(WRITTEN TASK): In the data below, find every line with the string "image" and pull it out.

(EXTRACTED RECORDS):
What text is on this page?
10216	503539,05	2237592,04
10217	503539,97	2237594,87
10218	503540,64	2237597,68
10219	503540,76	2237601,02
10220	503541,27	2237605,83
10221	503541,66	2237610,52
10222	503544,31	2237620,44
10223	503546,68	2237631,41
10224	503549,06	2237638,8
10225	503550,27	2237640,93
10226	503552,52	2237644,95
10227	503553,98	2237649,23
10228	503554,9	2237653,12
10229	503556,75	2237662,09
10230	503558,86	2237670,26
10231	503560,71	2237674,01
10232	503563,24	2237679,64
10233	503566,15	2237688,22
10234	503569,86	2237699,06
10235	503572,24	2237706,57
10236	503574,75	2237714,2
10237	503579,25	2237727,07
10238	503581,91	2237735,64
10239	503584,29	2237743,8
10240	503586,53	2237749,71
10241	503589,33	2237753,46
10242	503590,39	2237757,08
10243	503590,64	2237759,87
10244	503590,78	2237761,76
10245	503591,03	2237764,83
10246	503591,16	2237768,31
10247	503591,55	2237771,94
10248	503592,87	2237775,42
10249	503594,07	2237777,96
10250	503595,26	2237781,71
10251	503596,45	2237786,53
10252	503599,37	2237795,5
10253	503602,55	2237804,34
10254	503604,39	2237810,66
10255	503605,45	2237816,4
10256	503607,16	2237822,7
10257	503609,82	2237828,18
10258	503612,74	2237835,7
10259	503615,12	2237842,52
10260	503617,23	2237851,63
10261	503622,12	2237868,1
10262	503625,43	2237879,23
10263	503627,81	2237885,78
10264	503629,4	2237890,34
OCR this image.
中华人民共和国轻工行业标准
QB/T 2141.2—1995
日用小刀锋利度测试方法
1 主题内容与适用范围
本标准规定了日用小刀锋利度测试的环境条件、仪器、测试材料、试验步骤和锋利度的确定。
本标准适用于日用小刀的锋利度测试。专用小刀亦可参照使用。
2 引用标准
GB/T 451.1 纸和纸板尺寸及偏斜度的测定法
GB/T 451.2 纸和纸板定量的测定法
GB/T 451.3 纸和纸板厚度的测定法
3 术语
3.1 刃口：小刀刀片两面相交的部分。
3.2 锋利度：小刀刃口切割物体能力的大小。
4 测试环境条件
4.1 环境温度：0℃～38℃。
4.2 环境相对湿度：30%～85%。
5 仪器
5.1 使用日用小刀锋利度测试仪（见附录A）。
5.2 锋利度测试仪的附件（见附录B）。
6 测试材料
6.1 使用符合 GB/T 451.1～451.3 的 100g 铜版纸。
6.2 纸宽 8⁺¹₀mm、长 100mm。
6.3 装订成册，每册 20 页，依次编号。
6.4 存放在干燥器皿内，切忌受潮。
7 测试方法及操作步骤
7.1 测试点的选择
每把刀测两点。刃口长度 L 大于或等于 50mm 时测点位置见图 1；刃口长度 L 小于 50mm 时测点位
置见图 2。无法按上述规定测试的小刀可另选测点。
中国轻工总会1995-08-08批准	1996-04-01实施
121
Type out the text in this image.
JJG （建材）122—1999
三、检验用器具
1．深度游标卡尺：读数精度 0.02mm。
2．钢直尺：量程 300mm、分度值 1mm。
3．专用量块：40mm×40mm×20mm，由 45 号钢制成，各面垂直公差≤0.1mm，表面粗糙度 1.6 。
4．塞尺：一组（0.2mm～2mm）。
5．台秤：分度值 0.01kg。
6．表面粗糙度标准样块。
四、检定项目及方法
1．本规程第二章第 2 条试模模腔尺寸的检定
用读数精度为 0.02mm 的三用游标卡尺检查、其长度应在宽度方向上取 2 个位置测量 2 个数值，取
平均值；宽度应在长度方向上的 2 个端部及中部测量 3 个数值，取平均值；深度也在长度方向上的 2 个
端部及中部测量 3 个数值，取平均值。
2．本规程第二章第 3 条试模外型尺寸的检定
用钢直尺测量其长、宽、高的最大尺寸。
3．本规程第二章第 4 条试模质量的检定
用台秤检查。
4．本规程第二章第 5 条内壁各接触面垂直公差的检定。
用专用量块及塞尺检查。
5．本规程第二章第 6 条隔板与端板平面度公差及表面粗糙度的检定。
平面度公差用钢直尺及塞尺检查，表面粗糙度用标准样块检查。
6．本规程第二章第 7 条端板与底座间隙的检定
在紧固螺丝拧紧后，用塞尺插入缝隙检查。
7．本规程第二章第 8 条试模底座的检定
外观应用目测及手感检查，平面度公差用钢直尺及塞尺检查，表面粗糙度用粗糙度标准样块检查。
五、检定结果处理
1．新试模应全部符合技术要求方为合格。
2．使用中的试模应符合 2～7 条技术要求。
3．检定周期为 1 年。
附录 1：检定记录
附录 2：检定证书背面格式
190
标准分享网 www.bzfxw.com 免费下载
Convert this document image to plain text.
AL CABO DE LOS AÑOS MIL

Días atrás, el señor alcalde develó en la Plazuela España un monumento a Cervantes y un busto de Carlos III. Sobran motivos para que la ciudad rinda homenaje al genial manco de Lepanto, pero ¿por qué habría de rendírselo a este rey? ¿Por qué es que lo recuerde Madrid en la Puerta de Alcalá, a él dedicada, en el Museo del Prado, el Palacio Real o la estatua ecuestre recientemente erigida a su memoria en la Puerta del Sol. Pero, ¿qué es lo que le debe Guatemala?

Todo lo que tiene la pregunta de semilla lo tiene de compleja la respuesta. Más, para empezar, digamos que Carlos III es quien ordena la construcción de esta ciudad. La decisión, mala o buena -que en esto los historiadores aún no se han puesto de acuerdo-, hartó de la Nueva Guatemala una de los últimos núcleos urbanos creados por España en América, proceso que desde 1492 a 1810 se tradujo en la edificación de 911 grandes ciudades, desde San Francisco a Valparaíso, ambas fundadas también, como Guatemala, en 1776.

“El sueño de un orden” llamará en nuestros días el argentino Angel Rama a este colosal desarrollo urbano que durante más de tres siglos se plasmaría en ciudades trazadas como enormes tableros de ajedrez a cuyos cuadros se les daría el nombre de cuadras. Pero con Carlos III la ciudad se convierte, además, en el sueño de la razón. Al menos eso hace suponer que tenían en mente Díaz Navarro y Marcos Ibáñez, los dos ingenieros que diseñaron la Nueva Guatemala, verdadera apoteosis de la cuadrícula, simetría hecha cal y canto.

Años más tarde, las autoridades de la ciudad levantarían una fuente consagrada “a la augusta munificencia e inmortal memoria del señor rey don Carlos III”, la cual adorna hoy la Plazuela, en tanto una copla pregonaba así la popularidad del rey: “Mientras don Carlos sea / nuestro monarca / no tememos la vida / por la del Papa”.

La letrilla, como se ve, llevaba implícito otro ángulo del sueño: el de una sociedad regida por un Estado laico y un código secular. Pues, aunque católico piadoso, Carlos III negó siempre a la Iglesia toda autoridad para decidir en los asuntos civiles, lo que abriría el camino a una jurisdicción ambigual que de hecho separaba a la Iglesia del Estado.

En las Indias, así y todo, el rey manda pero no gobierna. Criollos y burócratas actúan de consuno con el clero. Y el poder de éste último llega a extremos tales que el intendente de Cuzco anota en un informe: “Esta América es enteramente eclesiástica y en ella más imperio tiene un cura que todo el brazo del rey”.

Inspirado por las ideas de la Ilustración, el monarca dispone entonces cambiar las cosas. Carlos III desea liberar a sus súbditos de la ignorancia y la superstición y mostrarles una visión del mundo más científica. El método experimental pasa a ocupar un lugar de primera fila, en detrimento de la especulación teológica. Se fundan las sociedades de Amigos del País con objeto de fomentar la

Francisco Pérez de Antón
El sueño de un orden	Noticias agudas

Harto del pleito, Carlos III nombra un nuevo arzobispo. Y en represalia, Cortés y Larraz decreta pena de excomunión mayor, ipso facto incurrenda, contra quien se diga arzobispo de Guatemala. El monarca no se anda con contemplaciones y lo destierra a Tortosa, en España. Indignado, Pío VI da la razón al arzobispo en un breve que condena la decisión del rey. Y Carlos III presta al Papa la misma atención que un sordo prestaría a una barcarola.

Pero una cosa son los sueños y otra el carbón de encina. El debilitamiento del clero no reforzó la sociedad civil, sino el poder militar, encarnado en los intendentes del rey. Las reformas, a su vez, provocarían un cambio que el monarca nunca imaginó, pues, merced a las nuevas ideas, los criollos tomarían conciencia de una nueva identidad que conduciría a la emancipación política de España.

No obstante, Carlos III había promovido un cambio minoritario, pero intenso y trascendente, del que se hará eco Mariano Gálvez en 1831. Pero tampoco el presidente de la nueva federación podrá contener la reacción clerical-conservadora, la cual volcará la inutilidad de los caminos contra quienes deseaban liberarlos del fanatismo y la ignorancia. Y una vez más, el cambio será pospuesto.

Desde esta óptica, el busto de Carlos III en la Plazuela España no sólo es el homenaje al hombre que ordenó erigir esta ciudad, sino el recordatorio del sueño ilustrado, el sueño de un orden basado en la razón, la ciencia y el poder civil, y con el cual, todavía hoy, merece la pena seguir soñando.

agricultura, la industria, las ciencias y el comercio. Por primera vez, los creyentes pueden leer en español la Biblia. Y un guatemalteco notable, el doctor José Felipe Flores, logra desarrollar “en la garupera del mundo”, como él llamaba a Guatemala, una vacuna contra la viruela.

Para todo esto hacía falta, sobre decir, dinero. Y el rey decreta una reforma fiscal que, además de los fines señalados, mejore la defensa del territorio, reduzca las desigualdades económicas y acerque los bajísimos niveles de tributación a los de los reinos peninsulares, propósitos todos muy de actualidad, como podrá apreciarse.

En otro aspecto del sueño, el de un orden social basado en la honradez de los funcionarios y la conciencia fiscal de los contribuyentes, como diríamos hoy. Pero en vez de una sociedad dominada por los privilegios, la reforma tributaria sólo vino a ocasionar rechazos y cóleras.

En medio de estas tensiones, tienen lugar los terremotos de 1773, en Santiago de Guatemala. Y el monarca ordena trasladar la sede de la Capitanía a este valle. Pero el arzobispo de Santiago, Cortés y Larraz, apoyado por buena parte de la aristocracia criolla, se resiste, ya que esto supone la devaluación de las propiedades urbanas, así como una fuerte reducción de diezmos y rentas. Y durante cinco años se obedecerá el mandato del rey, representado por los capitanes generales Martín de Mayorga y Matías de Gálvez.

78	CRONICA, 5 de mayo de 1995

(SOLVED PROBLEM):
OCR this image.
Type out the text in this image.
Convert this document image to plain text.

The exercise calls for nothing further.